Also, there’s this astoundingly annoying bug where things just kind of break if the first thing I type into a text box is a number or symbol. (At least it does if I use the keyboard to type it; the on-screen keyboard doesn’t have that problem, but some fields seem to block it from coming up.) That’s super annoying if I’m trying to, say, type in a ZIP code or respond to something with an emoticon.
And yeah, okay, now that I look at it, that’s a pretty long list of complaints. And there are also some objective points you could make against the Titan Pocket for being a good writing machine. I actually type faster on the iPhone than the Titan (59 words per minute versus 50), and the physical keyboard gets beaten even worse if I have to do something like add a special character that’s not one of the ones accessible via the alt key — the dollar sign is a common culprit, as is the semicolon. Plus, this screen simply can’t show that much text at once, meaning I have to do a lot of scrolling when I’m reading back through something to check that it makes sense.
But when I’m just using the phone to text a friend, write a note, or bang out a long email or blog post, all of those problems mostly just melt away. It’s a tactile experience that my iPhone just can’t touch, and being able to switch between apps, copying and pasting text without ever touching the screen makes me feel like a productivity deity. Sure, I may be slower at typing, but my brain has always been the roadblock to my writing speed, not my fingers. I can still type as fast as I can form coherent thoughts.

(Structured page parsing data)
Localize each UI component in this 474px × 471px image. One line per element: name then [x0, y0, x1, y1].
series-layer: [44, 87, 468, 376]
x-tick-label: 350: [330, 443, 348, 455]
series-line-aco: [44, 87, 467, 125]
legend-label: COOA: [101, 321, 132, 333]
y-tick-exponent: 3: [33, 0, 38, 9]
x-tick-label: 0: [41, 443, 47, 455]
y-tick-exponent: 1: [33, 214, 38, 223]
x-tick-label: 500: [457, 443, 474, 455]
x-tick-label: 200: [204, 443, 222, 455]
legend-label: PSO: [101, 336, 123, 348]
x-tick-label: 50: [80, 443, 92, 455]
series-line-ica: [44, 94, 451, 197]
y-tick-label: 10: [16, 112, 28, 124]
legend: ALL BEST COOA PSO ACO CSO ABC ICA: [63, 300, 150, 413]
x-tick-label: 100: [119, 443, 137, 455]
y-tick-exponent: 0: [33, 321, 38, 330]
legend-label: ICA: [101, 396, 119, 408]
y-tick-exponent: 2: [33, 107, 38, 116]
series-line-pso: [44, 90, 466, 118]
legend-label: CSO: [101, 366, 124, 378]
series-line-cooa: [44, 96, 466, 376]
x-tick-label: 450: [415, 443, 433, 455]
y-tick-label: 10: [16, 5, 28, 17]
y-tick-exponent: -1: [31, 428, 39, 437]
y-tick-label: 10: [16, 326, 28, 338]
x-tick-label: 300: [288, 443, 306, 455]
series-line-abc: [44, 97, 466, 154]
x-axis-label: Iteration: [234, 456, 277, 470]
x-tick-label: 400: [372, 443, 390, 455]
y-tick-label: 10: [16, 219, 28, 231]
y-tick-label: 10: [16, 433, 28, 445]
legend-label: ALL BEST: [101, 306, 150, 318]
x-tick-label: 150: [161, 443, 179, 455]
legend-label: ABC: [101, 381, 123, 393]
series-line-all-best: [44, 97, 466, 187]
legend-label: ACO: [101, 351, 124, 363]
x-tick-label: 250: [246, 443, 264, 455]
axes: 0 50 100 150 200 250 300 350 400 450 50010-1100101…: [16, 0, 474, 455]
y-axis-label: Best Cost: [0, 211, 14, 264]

_Task list_:
• a. Translate this sentence from the Titan Pocket text into Spanish: "Sure, I may be slower at typing, but my brain has always been the roadblock to my writing speed, not my fingers."
• b. Carry the text on writing with the Titan Pocket forward from its final sentence.

_Responses by task_:
• a. Claro, puede que escriba más lento, pero mi cerebro siempre ha sido el obstáculo para mi velocidad de escritura, no mis dedos.

• b.
This may be all in my head, but using the Pocket puts me in the mood for writing and lets me focus on what I’m doing in a way that other phones just don’t. I’m not tempted to just switch away from a draft and watch a YouTube video because, honestly, watching YouTube on this thing sucks! My wife has made fun of me because of how close I have to hold the phone to my face when I do watch videos on it.
And yeah, it’s totally fair to criticize the Titan Pocket for those shortcomings (though, really, they’re mostly inherent to all keyboard phones, as Steve Jobs pointed out while announcing the iPhone). But in some ways, they’re part of why I love this phone so much. As someone who’s spent pretty much my entire life addicted to the internet, I appreciate the tiny moment of hesitation I have before picking up my phone, and it’s not terribly usable one-handed, so I have to commit to it when I do decide to use it.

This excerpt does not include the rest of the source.